_Extracted entries_
○ ○ ○ ○ ○

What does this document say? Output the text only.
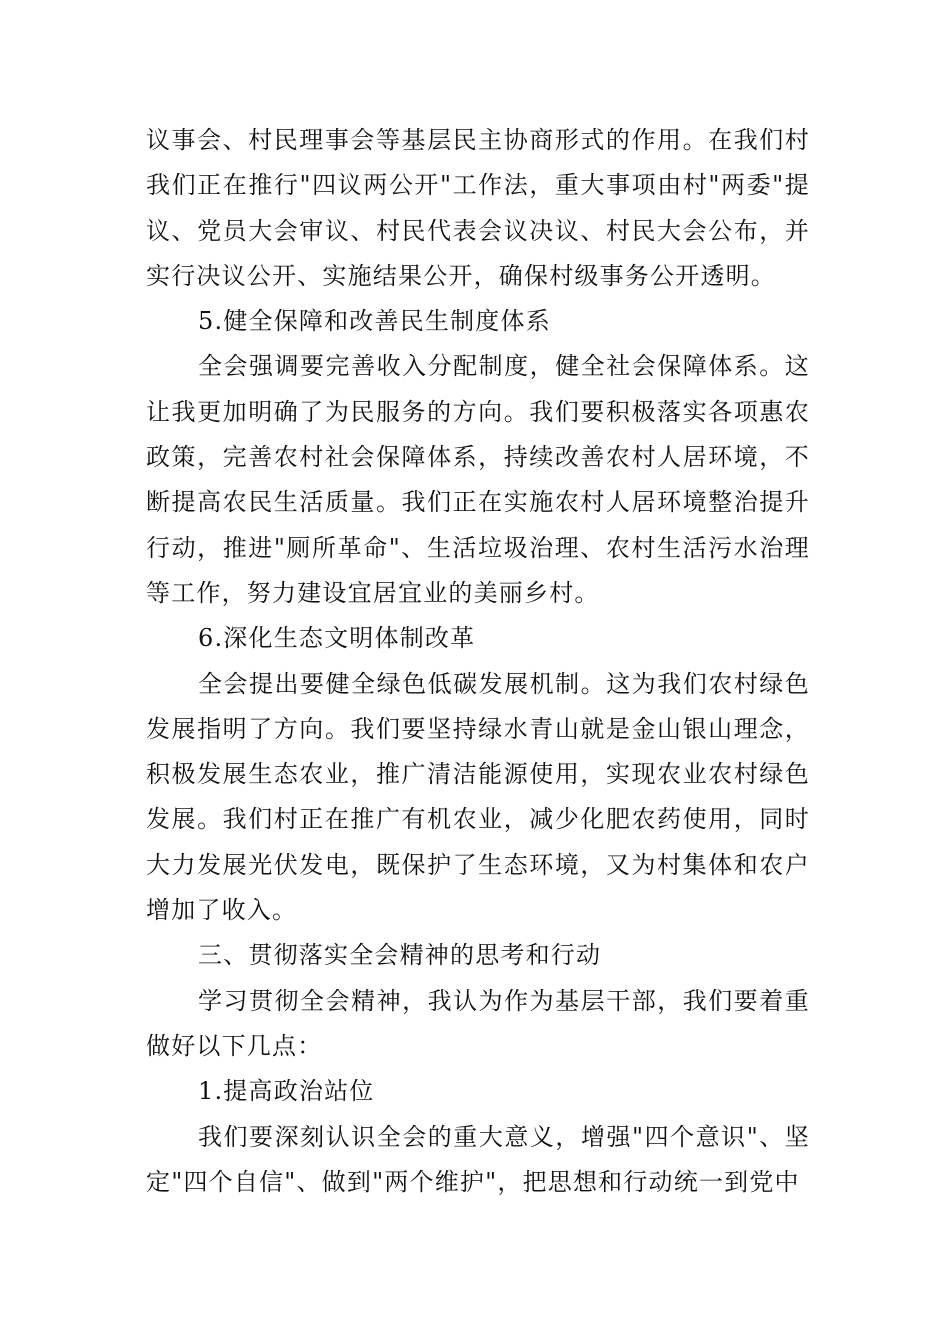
议事会、村民理事会等基层民主协商形式的作用。在我们村我们正在推行"四议两公开"工作法，重大事项由村"两委"提议、党员大会审议、村民代表会议决议、村民大会公布，并实行决议公开、实施结果公开，确保村级事务公开透明。

5.健全保障和改善民生制度体系

全会强调要完善收入分配制度，健全社会保障体系。这让我更加明确了为民服务的方向。我们要积极落实各项惠农政策，完善农村社会保障体系，持续改善农村人居环境，不断提高农民生活质量。我们正在实施农村人居环境整治提升行动，推进"厕所革命"、生活垃圾治理、农村生活污水治理等工作，努力建设宜居宜业的美丽乡村。

6.深化生态文明体制改革

全会提出要健全绿色低碳发展机制。这为我们农村绿色发展指明了方向。我们要坚持绿水青山就是金山银山理念，积极发展生态农业，推广清洁能源使用，实现农业农村绿色发展。我们村正在推广有机农业，减少化肥农药使用，同时大力发展光伏发电，既保护了生态环境，又为村集体和农户增加了收入。

三、贯彻落实全会精神的思考和行动

学习贯彻全会精神，我认为作为基层干部，我们要着重做好以下几点：

1.提高政治站位

我们要深刻认识全会的重大意义，增强"四个意识"、坚定"四个自信"、做到"两个维护"，把思想和行动统一到党中
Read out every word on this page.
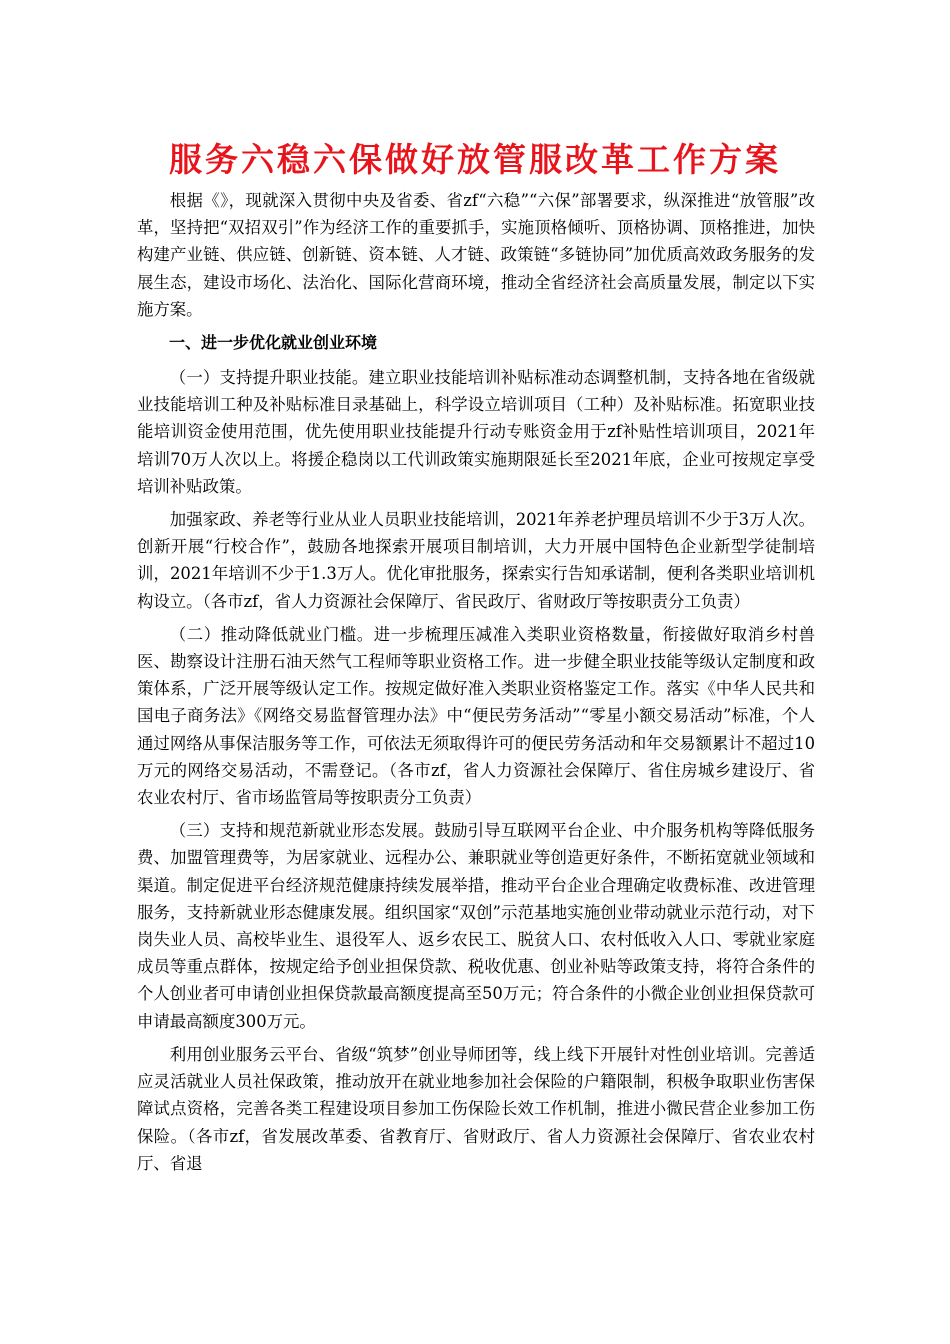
服务六稳六保做好放管服改革工作方案

根据《》，现就深入贯彻中央及省委、省zf“六稳”“六保”部署要求，纵深推进“放管服”改革，坚持把“双招双引”作为经济工作的重要抓手，实施顶格倾听、顶格协调、顶格推进，加快构建产业链、供应链、创新链、资本链、人才链、政策链“多链协同”加优质高效政务服务的发展生态，建设市场化、法治化、国际化营商环境，推动全省经济社会高质量发展，制定以下实施方案。

一、进一步优化就业创业环境

（一）支持提升职业技能。建立职业技能培训补贴标准动态调整机制，支持各地在省级就业技能培训工种及补贴标准目录基础上，科学设立培训项目（工种）及补贴标准。拓宽职业技能培训资金使用范围，优先使用职业技能提升行动专账资金用于zf补贴性培训项目，2021年培训70万人次以上。将援企稳岗以工代训政策实施期限延长至2021年底，企业可按规定享受培训补贴政策。

加强家政、养老等行业从业人员职业技能培训，2021年养老护理员培训不少于3万人次。创新开展“行校合作”，鼓励各地探索开展项目制培训，大力开展中国特色企业新型学徒制培训，2021年培训不少于1.3万人。优化审批服务，探索实行告知承诺制，便利各类职业培训机构设立。（各市zf，省人力资源社会保障厅、省民政厅、省财政厅等按职责分工负责）

（二）推动降低就业门槛。进一步梳理压减准入类职业资格数量，衔接做好取消乡村兽医、勘察设计注册石油天然气工程师等职业资格工作。进一步健全职业技能等级认定制度和政策体系，广泛开展等级认定工作。按规定做好准入类职业资格鉴定工作。落实《中华人民共和国电子商务法》《网络交易监督管理办法》中“便民劳务活动”“零星小额交易活动”标准，个人通过网络从事保洁服务等工作，可依法无须取得许可的便民劳务活动和年交易额累计不超过10万元的网络交易活动，不需登记。（各市zf，省人力资源社会保障厅、省住房城乡建设厅、省农业农村厅、省市场监管局等按职责分工负责）

（三）支持和规范新就业形态发展。鼓励引导互联网平台企业、中介服务机构等降低服务费、加盟管理费等，为居家就业、远程办公、兼职就业等创造更好条件，不断拓宽就业领域和渠道。制定促进平台经济规范健康持续发展举措，推动平台企业合理确定收费标准、改进管理服务，支持新就业形态健康发展。组织国家“双创”示范基地实施创业带动就业示范行动，对下岗失业人员、高校毕业生、退役军人、返乡农民工、脱贫人口、农村低收入人口、零就业家庭成员等重点群体，按规定给予创业担保贷款、税收优惠、创业补贴等政策支持，将符合条件的个人创业者可申请创业担保贷款最高额度提高至50万元；符合条件的小微企业创业担保贷款可申请最高额度300万元。

利用创业服务云平台、省级“筑梦”创业导师团等，线上线下开展针对性创业培训。完善适应灵活就业人员社保政策，推动放开在就业地参加社会保险的户籍限制，积极争取职业伤害保障试点资格，完善各类工程建设项目参加工伤保险长效工作机制，推进小微民营企业参加工伤保险。（各市zf，省发展改革委、省教育厅、省财政厅、省人力资源社会保障厅、省农业农村厅、省退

○ ○ ○ ○ ○

_What is required_
Reproduce the records verbatim, omitting all images they contain.

_The reply_
What does this document say? Output the text only.
议事会、村民理事会等基层民主协商形式的作用。在我们村我们正在推行"四议两公开"工作法，重大事项由村"两委"提议、党员大会审议、村民代表会议决议、村民大会公布，并实行决议公开、实施结果公开，确保村级事务公开透明。

5.健全保障和改善民生制度体系

全会强调要完善收入分配制度，健全社会保障体系。这让我更加明确了为民服务的方向。我们要积极落实各项惠农政策，完善农村社会保障体系，持续改善农村人居环境，不断提高农民生活质量。我们正在实施农村人居环境整治提升行动，推进"厕所革命"、生活垃圾治理、农村生活污水治理等工作，努力建设宜居宜业的美丽乡村。

6.深化生态文明体制改革

全会提出要健全绿色低碳发展机制。这为我们农村绿色发展指明了方向。我们要坚持绿水青山就是金山银山理念，积极发展生态农业，推广清洁能源使用，实现农业农村绿色发展。我们村正在推广有机农业，减少化肥农药使用，同时大力发展光伏发电，既保护了生态环境，又为村集体和农户增加了收入。

三、贯彻落实全会精神的思考和行动

学习贯彻全会精神，我认为作为基层干部，我们要着重做好以下几点：

1.提高政治站位

我们要深刻认识全会的重大意义，增强"四个意识"、坚定"四个自信"、做到"两个维护"，把思想和行动统一到党中
Read out every word on this page.
服务六稳六保做好放管服改革工作方案

根据《》，现就深入贯彻中央及省委、省zf“六稳”“六保”部署要求，纵深推进“放管服”改革，坚持把“双招双引”作为经济工作的重要抓手，实施顶格倾听、顶格协调、顶格推进，加快构建产业链、供应链、创新链、资本链、人才链、政策链“多链协同”加优质高效政务服务的发展生态，建设市场化、法治化、国际化营商环境，推动全省经济社会高质量发展，制定以下实施方案。

一、进一步优化就业创业环境

（一）支持提升职业技能。建立职业技能培训补贴标准动态调整机制，支持各地在省级就业技能培训工种及补贴标准目录基础上，科学设立培训项目（工种）及补贴标准。拓宽职业技能培训资金使用范围，优先使用职业技能提升行动专账资金用于zf补贴性培训项目，2021年培训70万人次以上。将援企稳岗以工代训政策实施期限延长至2021年底，企业可按规定享受培训补贴政策。

加强家政、养老等行业从业人员职业技能培训，2021年养老护理员培训不少于3万人次。创新开展“行校合作”，鼓励各地探索开展项目制培训，大力开展中国特色企业新型学徒制培训，2021年培训不少于1.3万人。优化审批服务，探索实行告知承诺制，便利各类职业培训机构设立。（各市zf，省人力资源社会保障厅、省民政厅、省财政厅等按职责分工负责）

（二）推动降低就业门槛。进一步梳理压减准入类职业资格数量，衔接做好取消乡村兽医、勘察设计注册石油天然气工程师等职业资格工作。进一步健全职业技能等级认定制度和政策体系，广泛开展等级认定工作。按规定做好准入类职业资格鉴定工作。落实《中华人民共和国电子商务法》《网络交易监督管理办法》中“便民劳务活动”“零星小额交易活动”标准，个人通过网络从事保洁服务等工作，可依法无须取得许可的便民劳务活动和年交易额累计不超过10万元的网络交易活动，不需登记。（各市zf，省人力资源社会保障厅、省住房城乡建设厅、省农业农村厅、省市场监管局等按职责分工负责）

（三）支持和规范新就业形态发展。鼓励引导互联网平台企业、中介服务机构等降低服务费、加盟管理费等，为居家就业、远程办公、兼职就业等创造更好条件，不断拓宽就业领域和渠道。制定促进平台经济规范健康持续发展举措，推动平台企业合理确定收费标准、改进管理服务，支持新就业形态健康发展。组织国家“双创”示范基地实施创业带动就业示范行动，对下岗失业人员、高校毕业生、退役军人、返乡农民工、脱贫人口、农村低收入人口、零就业家庭成员等重点群体，按规定给予创业担保贷款、税收优惠、创业补贴等政策支持，将符合条件的个人创业者可申请创业担保贷款最高额度提高至50万元；符合条件的小微企业创业担保贷款可申请最高额度300万元。

利用创业服务云平台、省级“筑梦”创业导师团等，线上线下开展针对性创业培训。完善适应灵活就业人员社保政策，推动放开在就业地参加社会保险的户籍限制，积极争取职业伤害保障试点资格，完善各类工程建设项目参加工伤保险长效工作机制，推进小微民营企业参加工伤保险。（各市zf，省发展改革委、省教育厅、省财政厅、省人力资源社会保障厅、省农业农村厅、省退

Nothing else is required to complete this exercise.